● WRITTEN INSTRUCTION
Return the whole listing, line for line, without the pictures in it.

● DATA LINES
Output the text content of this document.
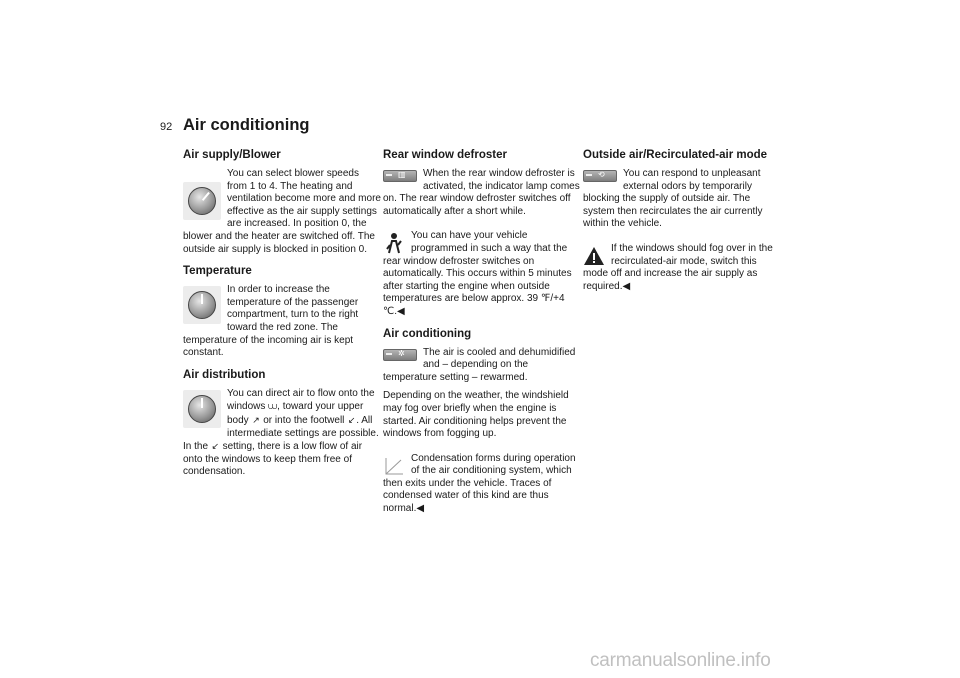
92 Air conditioning
Air supply/Blower

You can select blower speeds from 1 to 4. The heating and ventilation become more and more effective as the air supply settings are increased. In position 0, the blower and the heater are switched off. The outside air supply is blocked in position 0.

Temperature

In order to increase the temperature of the passenger compartment, turn to the right toward the red zone. The temperature of the incoming air is kept constant.

Air distribution

You can direct air to flow onto the windows ⩊, toward your upper body ↗ or into the footwell ↙. All intermediate settings are possible. In the ↙ setting, there is a low flow of air onto the windows to keep them free of condensation.

Rear window defroster
▥	When the rear window defroster is activated, the indicator lamp comes on. The rear window defroster switches off automatically after a short while.

You can have your vehicle programmed in such a way that the rear window defroster switches on automatically. This occurs within 5 minutes after starting the engine when outside temperatures are below approx. 39 ℉/+4 ℃.◀

Air conditioning
✲	The air is cooled and dehumidified and – depending on the temperature setting – rewarmed.

Depending on the weather, the windshield may fog over briefly when the engine is started. Air conditioning helps prevent the windows from fogging up.

Condensation forms during operation of the air conditioning system, which then exits under the vehicle. Traces of condensed water of this kind are thus normal.◀

Outside air/Recirculated-air mode
⟲	You can respond to unpleasant external odors by temporarily blocking the supply of outside air. The system then recirculates the air currently within the vehicle.

If the windows should fog over in the recirculated-air mode, switch this mode off and increase the air supply as required.◀

carmanualsonline.info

● EXERCISE ANSWER
Output the text content of this document.
92 Air conditioning
Air supply/Blower

You can select blower speeds from 1 to 4. The heating and ventilation become more and more effective as the air supply settings are increased. In position 0, the blower and the heater are switched off. The outside air supply is blocked in position 0.

Temperature

In order to increase the temperature of the passenger compartment, turn to the right toward the red zone. The temperature of the incoming air is kept constant.

Air distribution

You can direct air to flow onto the windows ⩊, toward your upper body ↗ or into the footwell ↙. All intermediate settings are possible. In the ↙ setting, there is a low flow of air onto the windows to keep them free of condensation.

Rear window defroster
▥	When the rear window defroster is activated, the indicator lamp comes on. The rear window defroster switches off automatically after a short while.

You can have your vehicle programmed in such a way that the rear window defroster switches on automatically. This occurs within 5 minutes after starting the engine when outside temperatures are below approx. 39 ℉/+4 ℃.◀

Air conditioning
✲	The air is cooled and dehumidified and – depending on the temperature setting – rewarmed.

Depending on the weather, the windshield may fog over briefly when the engine is started. Air conditioning helps prevent the windows from fogging up.

Condensation forms during operation of the air conditioning system, which then exits under the vehicle. Traces of condensed water of this kind are thus normal.◀

Outside air/Recirculated-air mode
⟲	You can respond to unpleasant external odors by temporarily blocking the supply of outside air. The system then recirculates the air currently within the vehicle.

If the windows should fog over in the recirculated-air mode, switch this mode off and increase the air supply as required.◀

carmanualsonline.info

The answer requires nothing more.